• **Your goal**: Write out each record below exactly as it appears, with no pictures.

• **Data in this exercise**:
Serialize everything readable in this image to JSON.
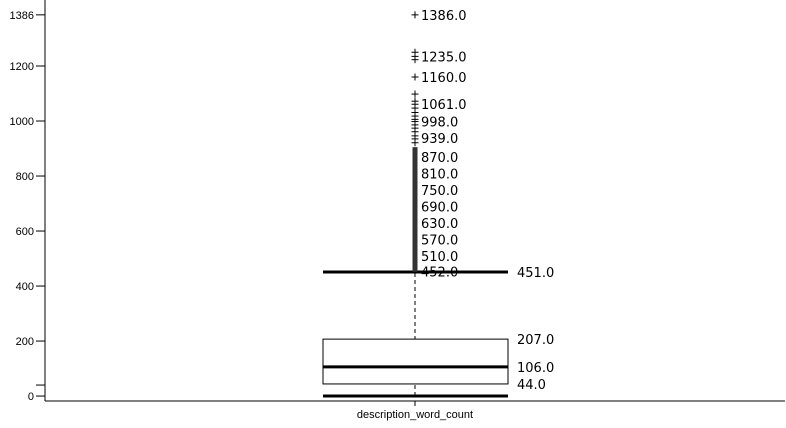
{
  "chart_data": {
    "type": "box",
    "category": "description_word_count",
    "ylim": [
      -18,
      1440
    ],
    "y_ticks": [
      {
        "value": 0,
        "label": "0"
      },
      {
        "value": 200,
        "label": "200"
      },
      {
        "value": 400,
        "label": "400"
      },
      {
        "value": 600,
        "label": "600"
      },
      {
        "value": 800,
        "label": "800"
      },
      {
        "value": 1000,
        "label": "1000"
      },
      {
        "value": 1200,
        "label": "1200"
      },
      {
        "value": 1386,
        "label": "1386"
      }
    ],
    "minor_tick": 40,
    "box": {
      "whisker_low": 0,
      "q1": 44,
      "median": 106,
      "q3": 207,
      "whisker_high": 451
    },
    "box_labels": [
      {
        "value": 451,
        "label": "451.0"
      },
      {
        "value": 207,
        "label": "207.0"
      },
      {
        "value": 106,
        "label": "106.0"
      },
      {
        "value": 44,
        "label": "44.0"
      }
    ],
    "outlier_band": [
      452,
      905
    ],
    "outliers": [
      921,
      935,
      946,
      961,
      974,
      986,
      998,
      1006,
      1018,
      1031,
      1047,
      1061,
      1072,
      1098,
      1160,
      1223,
      1235,
      1250,
      1386
    ],
    "outlier_labels": [
      {
        "value": 1386,
        "label": "1386.0"
      },
      {
        "value": 1235,
        "label": "1235.0"
      },
      {
        "value": 1160,
        "label": "1160.0"
      },
      {
        "value": 1061,
        "label": "1061.0"
      },
      {
        "value": 998,
        "label": "998.0"
      },
      {
        "value": 939,
        "label": "939.0"
      },
      {
        "value": 870,
        "label": "870.0"
      },
      {
        "value": 810,
        "label": "810.0"
      },
      {
        "value": 750,
        "label": "750.0"
      },
      {
        "value": 690,
        "label": "690.0"
      },
      {
        "value": 630,
        "label": "630.0"
      },
      {
        "value": 570,
        "label": "570.0"
      },
      {
        "value": 510,
        "label": "510.0"
      },
      {
        "value": 452,
        "label": "452.0"
      }
    ],
    "grid": false
  }
}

• **Response to this task**:
Serialize everything readable in this image to JSON.
{
  "chart_data": {
    "type": "box",
    "category": "description_word_count",
    "ylim": [
      -18,
      1440
    ],
    "y_ticks": [
      {
        "value": 0,
        "label": "0"
      },
      {
        "value": 200,
        "label": "200"
      },
      {
        "value": 400,
        "label": "400"
      },
      {
        "value": 600,
        "label": "600"
      },
      {
        "value": 800,
        "label": "800"
      },
      {
        "value": 1000,
        "label": "1000"
      },
      {
        "value": 1200,
        "label": "1200"
      },
      {
        "value": 1386,
        "label": "1386"
      }
    ],
    "minor_tick": 40,
    "box": {
      "whisker_low": 0,
      "q1": 44,
      "median": 106,
      "q3": 207,
      "whisker_high": 451
    },
    "box_labels": [
      {
        "value": 451,
        "label": "451.0"
      },
      {
        "value": 207,
        "label": "207.0"
      },
      {
        "value": 106,
        "label": "106.0"
      },
      {
        "value": 44,
        "label": "44.0"
      }
    ],
    "outlier_band": [
      452,
      905
    ],
    "outliers": [
      921,
      935,
      946,
      961,
      974,
      986,
      998,
      1006,
      1018,
      1031,
      1047,
      1061,
      1072,
      1098,
      1160,
      1223,
      1235,
      1250,
      1386
    ],
    "outlier_labels": [
      {
        "value": 1386,
        "label": "1386.0"
      },
      {
        "value": 1235,
        "label": "1235.0"
      },
      {
        "value": 1160,
        "label": "1160.0"
      },
      {
        "value": 1061,
        "label": "1061.0"
      },
      {
        "value": 998,
        "label": "998.0"
      },
      {
        "value": 939,
        "label": "939.0"
      },
      {
        "value": 870,
        "label": "870.0"
      },
      {
        "value": 810,
        "label": "810.0"
      },
      {
        "value": 750,
        "label": "750.0"
      },
      {
        "value": 690,
        "label": "690.0"
      },
      {
        "value": 630,
        "label": "630.0"
      },
      {
        "value": 570,
        "label": "570.0"
      },
      {
        "value": 510,
        "label": "510.0"
      },
      {
        "value": 452,
        "label": "452.0"
      }
    ],
    "grid": false
  }
}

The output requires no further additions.